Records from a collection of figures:
◆ ◆ ◆ ◆ ◆
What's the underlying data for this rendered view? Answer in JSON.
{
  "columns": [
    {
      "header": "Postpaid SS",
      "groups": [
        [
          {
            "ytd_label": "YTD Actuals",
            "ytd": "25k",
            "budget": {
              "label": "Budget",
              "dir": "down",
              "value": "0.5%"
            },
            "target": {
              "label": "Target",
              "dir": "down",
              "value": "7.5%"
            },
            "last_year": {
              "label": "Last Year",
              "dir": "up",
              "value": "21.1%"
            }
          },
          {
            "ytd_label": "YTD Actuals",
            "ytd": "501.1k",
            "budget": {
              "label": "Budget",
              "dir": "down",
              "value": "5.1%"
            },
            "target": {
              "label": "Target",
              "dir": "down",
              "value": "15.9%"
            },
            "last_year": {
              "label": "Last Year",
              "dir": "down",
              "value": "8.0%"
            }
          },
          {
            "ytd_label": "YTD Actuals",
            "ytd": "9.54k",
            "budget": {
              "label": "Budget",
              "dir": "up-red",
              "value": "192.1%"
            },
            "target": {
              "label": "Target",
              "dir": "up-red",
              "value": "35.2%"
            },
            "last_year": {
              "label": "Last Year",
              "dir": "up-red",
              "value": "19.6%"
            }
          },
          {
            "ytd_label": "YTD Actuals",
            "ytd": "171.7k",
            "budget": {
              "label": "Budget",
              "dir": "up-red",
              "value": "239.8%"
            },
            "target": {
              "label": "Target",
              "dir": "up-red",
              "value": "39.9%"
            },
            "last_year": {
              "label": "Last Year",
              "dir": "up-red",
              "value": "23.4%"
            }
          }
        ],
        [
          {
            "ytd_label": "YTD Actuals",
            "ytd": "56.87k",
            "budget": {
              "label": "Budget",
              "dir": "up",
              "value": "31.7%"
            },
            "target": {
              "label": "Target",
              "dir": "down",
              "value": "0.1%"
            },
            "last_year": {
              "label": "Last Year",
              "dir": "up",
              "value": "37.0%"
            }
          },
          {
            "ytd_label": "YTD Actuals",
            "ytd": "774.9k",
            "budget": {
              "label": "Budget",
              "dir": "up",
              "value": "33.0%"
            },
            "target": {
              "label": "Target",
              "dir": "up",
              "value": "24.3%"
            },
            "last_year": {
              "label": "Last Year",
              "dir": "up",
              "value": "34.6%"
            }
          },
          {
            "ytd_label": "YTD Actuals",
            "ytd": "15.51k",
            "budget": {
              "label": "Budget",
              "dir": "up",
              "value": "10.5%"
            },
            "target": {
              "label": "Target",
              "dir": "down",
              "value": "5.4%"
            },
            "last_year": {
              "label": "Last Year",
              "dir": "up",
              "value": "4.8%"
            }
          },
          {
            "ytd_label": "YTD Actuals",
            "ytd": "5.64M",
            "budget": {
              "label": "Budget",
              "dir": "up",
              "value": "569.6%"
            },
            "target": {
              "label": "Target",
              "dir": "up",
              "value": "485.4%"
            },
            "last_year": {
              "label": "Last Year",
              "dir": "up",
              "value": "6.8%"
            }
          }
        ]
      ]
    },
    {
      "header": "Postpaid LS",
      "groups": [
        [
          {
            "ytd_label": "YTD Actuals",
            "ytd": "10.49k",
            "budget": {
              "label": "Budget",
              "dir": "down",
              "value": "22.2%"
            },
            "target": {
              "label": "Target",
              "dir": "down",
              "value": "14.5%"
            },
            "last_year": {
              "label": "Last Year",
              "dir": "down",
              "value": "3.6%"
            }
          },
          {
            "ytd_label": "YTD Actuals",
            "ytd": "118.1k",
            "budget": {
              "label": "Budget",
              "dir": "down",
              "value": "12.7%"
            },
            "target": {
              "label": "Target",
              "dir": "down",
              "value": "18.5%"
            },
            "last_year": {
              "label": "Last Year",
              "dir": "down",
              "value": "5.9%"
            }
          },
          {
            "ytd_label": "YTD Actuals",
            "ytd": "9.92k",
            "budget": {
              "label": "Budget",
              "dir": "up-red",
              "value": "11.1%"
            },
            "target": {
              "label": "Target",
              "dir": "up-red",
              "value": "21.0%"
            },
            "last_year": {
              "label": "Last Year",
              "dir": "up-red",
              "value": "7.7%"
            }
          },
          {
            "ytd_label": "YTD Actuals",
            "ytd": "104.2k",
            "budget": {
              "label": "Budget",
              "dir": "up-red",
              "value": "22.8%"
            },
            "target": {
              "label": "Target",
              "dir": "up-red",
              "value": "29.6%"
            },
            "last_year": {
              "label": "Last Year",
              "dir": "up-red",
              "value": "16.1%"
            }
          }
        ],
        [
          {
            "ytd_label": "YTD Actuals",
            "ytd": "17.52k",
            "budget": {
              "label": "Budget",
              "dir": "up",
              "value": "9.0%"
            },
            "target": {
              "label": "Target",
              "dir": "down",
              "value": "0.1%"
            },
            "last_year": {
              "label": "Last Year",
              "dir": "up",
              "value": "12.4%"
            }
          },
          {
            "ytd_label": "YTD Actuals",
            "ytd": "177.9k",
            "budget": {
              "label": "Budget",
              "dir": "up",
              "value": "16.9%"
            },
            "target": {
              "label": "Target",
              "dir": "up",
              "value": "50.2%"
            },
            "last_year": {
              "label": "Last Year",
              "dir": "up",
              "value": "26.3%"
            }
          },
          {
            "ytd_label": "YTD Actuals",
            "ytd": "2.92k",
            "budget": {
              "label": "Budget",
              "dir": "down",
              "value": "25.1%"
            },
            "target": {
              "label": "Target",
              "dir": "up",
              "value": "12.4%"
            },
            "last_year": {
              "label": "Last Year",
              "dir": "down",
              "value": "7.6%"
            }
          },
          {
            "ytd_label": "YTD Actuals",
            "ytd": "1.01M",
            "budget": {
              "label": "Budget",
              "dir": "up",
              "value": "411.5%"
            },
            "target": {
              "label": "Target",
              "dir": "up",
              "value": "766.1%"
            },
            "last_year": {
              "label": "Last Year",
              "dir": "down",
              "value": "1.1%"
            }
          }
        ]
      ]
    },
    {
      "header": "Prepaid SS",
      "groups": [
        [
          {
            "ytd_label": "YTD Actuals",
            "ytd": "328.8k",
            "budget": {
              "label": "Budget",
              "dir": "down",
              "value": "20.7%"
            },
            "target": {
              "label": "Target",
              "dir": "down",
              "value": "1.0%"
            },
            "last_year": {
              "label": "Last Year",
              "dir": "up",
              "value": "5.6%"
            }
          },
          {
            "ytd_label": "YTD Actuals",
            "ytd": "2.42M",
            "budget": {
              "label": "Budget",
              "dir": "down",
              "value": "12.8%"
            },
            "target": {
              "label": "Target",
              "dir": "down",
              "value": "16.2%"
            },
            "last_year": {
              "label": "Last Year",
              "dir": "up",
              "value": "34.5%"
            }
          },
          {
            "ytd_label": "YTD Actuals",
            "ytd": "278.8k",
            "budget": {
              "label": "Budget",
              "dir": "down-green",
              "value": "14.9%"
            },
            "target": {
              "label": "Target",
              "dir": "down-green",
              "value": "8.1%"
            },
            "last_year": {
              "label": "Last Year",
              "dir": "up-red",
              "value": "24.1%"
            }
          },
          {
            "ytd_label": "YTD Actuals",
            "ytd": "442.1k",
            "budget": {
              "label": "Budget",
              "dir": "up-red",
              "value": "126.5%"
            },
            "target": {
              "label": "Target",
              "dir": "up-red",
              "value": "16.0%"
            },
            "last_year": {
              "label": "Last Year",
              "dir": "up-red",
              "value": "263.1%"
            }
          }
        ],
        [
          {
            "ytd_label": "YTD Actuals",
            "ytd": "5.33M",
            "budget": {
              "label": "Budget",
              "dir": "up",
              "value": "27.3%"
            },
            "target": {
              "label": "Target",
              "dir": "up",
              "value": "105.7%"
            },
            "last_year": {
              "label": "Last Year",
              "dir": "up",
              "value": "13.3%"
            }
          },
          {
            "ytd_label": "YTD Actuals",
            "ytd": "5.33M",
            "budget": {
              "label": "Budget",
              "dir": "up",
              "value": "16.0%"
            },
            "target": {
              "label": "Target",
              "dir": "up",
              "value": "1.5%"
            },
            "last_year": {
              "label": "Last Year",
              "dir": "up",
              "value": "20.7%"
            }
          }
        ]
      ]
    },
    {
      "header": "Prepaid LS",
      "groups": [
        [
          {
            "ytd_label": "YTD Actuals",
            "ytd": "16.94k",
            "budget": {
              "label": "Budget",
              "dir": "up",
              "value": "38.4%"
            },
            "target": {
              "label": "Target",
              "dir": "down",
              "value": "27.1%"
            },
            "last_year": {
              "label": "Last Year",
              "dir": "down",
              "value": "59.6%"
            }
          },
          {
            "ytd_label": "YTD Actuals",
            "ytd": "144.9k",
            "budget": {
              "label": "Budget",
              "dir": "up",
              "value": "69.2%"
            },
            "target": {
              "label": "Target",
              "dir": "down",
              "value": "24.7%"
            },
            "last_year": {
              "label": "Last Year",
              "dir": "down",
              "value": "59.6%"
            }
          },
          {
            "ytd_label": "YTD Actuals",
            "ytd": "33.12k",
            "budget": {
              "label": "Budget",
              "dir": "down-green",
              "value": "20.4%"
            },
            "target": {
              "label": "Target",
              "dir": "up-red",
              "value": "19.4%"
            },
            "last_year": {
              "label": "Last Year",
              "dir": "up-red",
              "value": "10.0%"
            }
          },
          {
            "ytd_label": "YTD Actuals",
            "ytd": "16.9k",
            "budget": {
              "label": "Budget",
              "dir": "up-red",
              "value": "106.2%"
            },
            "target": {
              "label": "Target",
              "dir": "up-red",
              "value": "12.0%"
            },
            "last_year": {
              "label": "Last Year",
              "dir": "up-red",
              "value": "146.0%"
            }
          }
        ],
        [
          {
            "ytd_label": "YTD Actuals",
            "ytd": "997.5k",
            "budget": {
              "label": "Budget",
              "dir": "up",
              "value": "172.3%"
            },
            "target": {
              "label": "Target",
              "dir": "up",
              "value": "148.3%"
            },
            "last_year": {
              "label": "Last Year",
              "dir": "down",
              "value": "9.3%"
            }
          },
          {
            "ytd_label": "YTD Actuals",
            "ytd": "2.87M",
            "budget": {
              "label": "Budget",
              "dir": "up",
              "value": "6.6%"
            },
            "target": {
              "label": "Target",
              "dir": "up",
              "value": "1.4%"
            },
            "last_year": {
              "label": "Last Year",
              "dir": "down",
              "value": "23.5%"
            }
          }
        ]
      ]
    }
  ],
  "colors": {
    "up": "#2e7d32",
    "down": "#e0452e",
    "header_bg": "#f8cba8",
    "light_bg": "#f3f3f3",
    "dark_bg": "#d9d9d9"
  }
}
◆ ◆ ◆ ◆ ◆
→ **Stated goal**
Looking at the data above, show all lines where the word "Prepaid" occurs.

→ **Reply**
      "header": "Prepaid SS",
      "header": "Prepaid LS",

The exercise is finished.